***** Data to use

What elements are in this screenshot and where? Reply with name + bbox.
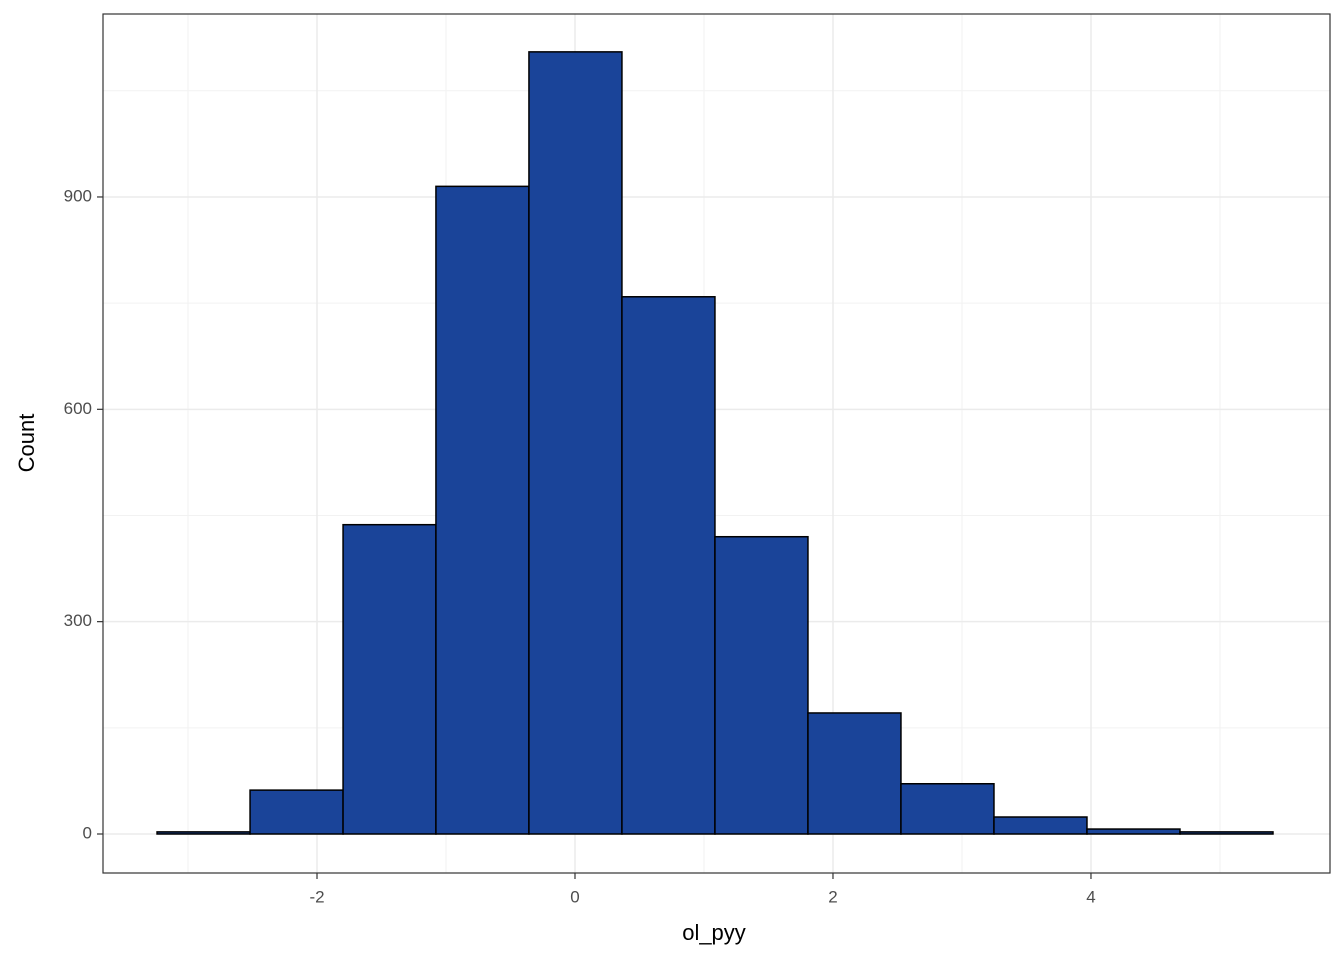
panel-border	[102, 13, 1331, 874]
bar	[900, 782, 995, 835]
bar	[714, 535, 809, 835]
bar	[435, 185, 530, 835]
bar	[1086, 828, 1181, 835]
x-tick-label: -2	[309, 887, 324, 906]
y-tick-label: 300	[64, 611, 92, 630]
bar	[807, 712, 902, 835]
bar	[621, 296, 716, 835]
bar	[1179, 831, 1274, 835]
y-axis-label: Count	[14, 414, 39, 473]
bar	[249, 789, 344, 835]
x-tick-label: 2	[828, 887, 837, 906]
y-tick-label: 0	[83, 823, 92, 842]
x-tick-label: 0	[570, 887, 579, 906]
y-tick-label: 600	[64, 399, 92, 418]
bar	[993, 816, 1088, 835]
y-tick-label: 900	[64, 186, 92, 205]
x-axis-label: ol_pyy	[682, 920, 746, 945]
bar	[156, 831, 251, 835]
bar	[342, 523, 437, 835]
bar	[528, 51, 623, 835]
x-tick-label: 4	[1086, 887, 1095, 906]
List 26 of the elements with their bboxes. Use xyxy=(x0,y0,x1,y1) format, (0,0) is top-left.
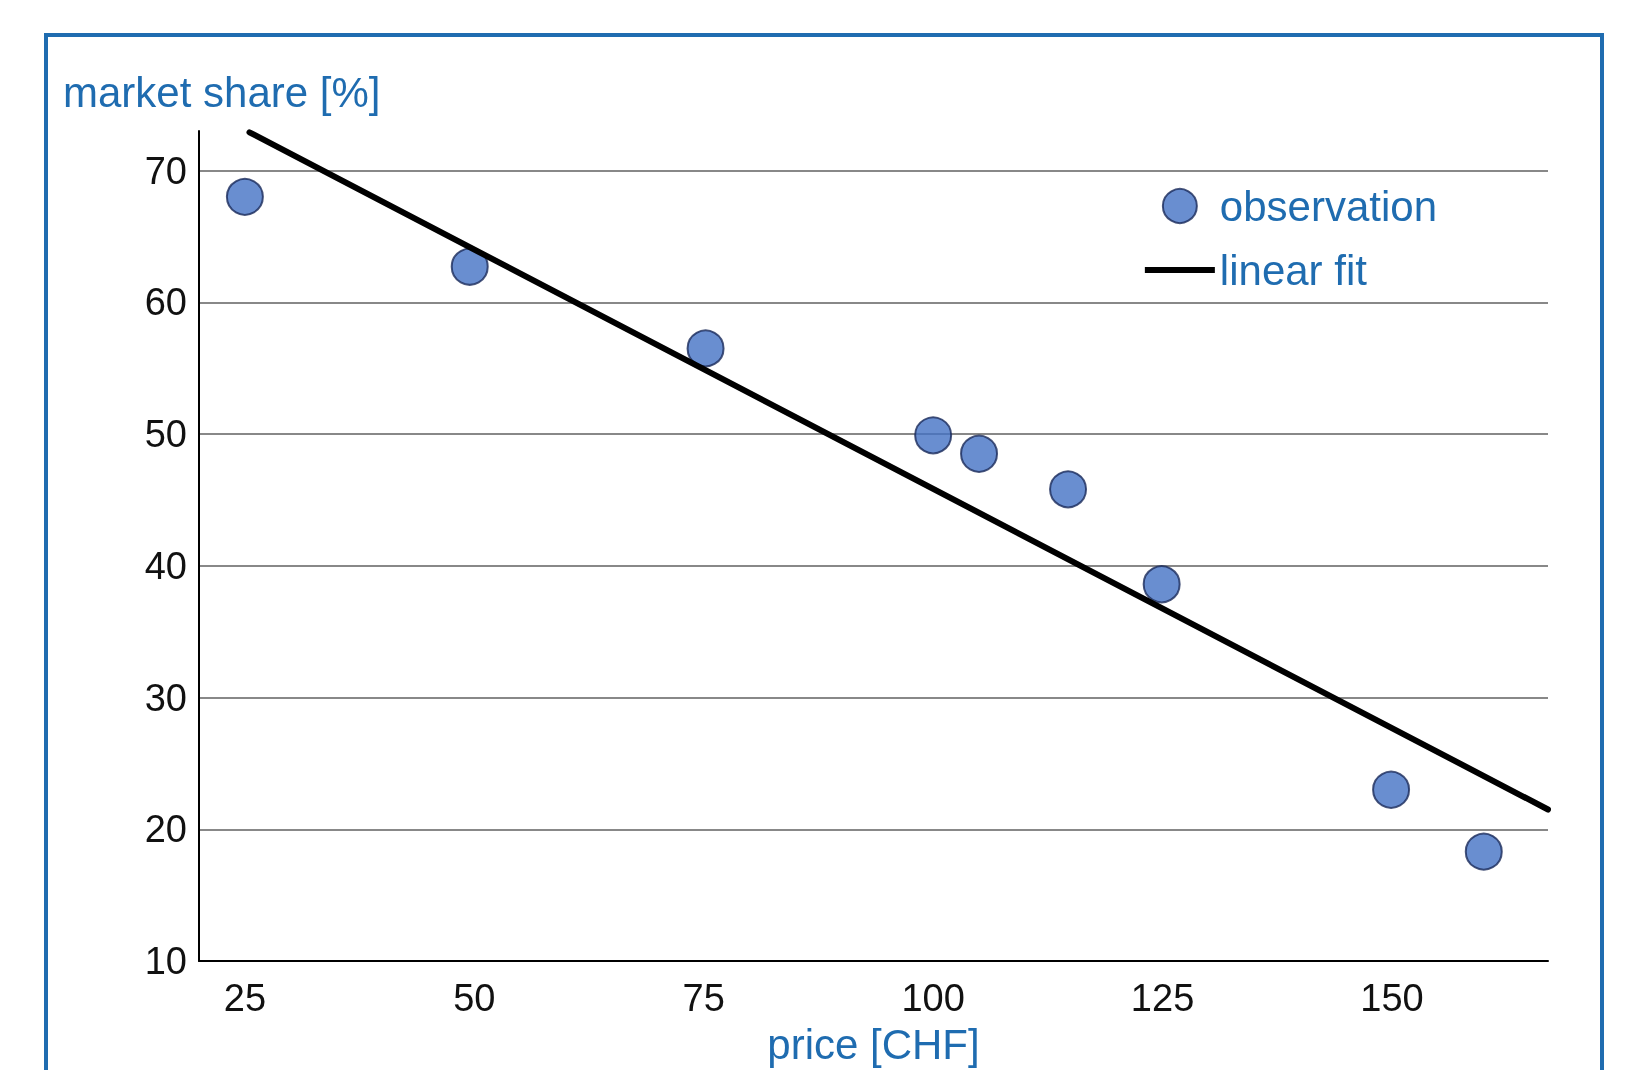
x-tick-label: 75 xyxy=(682,977,725,1019)
x-tick-label: 25 xyxy=(223,977,267,1019)
y-tick-label: 40 xyxy=(144,544,187,587)
legend-label: observation xyxy=(1219,182,1437,230)
y-tick-label: 10 xyxy=(144,940,187,982)
y-axis-title: market share [%] xyxy=(63,68,381,116)
x-tick-label: 50 xyxy=(453,977,496,1019)
point xyxy=(1049,470,1088,509)
point xyxy=(1464,832,1503,871)
y-tick-label: 50 xyxy=(144,413,187,456)
legend-label: linear fit xyxy=(1219,246,1368,294)
y-tick-label: 20 xyxy=(144,808,187,851)
y-tick-label: 30 xyxy=(144,676,187,719)
point xyxy=(1372,770,1411,809)
point xyxy=(225,177,264,216)
point xyxy=(450,247,489,286)
point xyxy=(960,434,999,473)
point xyxy=(914,416,953,455)
x-tick-label: 100 xyxy=(901,977,965,1019)
point xyxy=(686,329,725,368)
y-tick-label: 60 xyxy=(144,281,187,324)
x-tick-label: 125 xyxy=(1130,977,1195,1019)
point xyxy=(1142,565,1181,604)
x-axis-title: price [CHF] xyxy=(767,1020,980,1068)
x-tick-label: 150 xyxy=(1360,977,1424,1019)
y-tick-label: 70 xyxy=(144,149,187,192)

**********

:: Objective ::
Rewrite all the records with every "y-tick-label" changed to "y-axis-tick-label" and nothing else altered. Leave the pictures out.

:: Written reply ::
What elements are in this screenshot and where? Reply with name + bbox.
panel-border	[102, 13, 1331, 874]
bar	[900, 782, 995, 835]
bar	[714, 535, 809, 835]
bar	[435, 185, 530, 835]
bar	[1086, 828, 1181, 835]
x-tick-label: -2	[309, 887, 324, 906]
y-axis-tick-label: 300	[64, 611, 92, 630]
bar	[807, 712, 902, 835]
bar	[621, 296, 716, 835]
bar	[1179, 831, 1274, 835]
y-axis-label: Count	[14, 414, 39, 473]
bar	[249, 789, 344, 835]
x-tick-label: 2	[828, 887, 837, 906]
y-axis-tick-label: 0	[83, 823, 92, 842]
x-tick-label: 0	[570, 887, 579, 906]
y-axis-tick-label: 600	[64, 399, 92, 418]
bar	[993, 816, 1088, 835]
y-axis-tick-label: 900	[64, 186, 92, 205]
x-axis-label: ol_pyy	[682, 920, 746, 945]
bar	[156, 831, 251, 835]
bar	[342, 523, 437, 835]
bar	[528, 51, 623, 835]
x-tick-label: 4	[1086, 887, 1095, 906]
List 26 of the elements with their bboxes. Use xyxy=(x0,y0,x1,y1) format, (0,0) is top-left.
x-tick-label: 75 xyxy=(682,977,725,1019)
x-tick-label: 25 xyxy=(223,977,267,1019)
y-axis-tick-label: 40 xyxy=(144,544,187,587)
legend-label: observation xyxy=(1219,182,1437,230)
y-axis-tick-label: 10 xyxy=(144,940,187,982)
y-axis-title: market share [%] xyxy=(63,68,381,116)
x-tick-label: 50 xyxy=(453,977,496,1019)
point xyxy=(1049,470,1088,509)
point xyxy=(1464,832,1503,871)
y-axis-tick-label: 50 xyxy=(144,413,187,456)
legend-label: linear fit xyxy=(1219,246,1368,294)
y-axis-tick-label: 20 xyxy=(144,808,187,851)
y-axis-tick-label: 30 xyxy=(144,676,187,719)
point xyxy=(1372,770,1411,809)
point xyxy=(225,177,264,216)
point xyxy=(450,247,489,286)
point xyxy=(960,434,999,473)
point xyxy=(914,416,953,455)
x-tick-label: 100 xyxy=(901,977,965,1019)
point xyxy=(686,329,725,368)
y-axis-tick-label: 60 xyxy=(144,281,187,324)
x-tick-label: 125 xyxy=(1130,977,1195,1019)
point xyxy=(1142,565,1181,604)
x-axis-title: price [CHF] xyxy=(767,1020,980,1068)
x-tick-label: 150 xyxy=(1360,977,1424,1019)
y-axis-tick-label: 70 xyxy=(144,149,187,192)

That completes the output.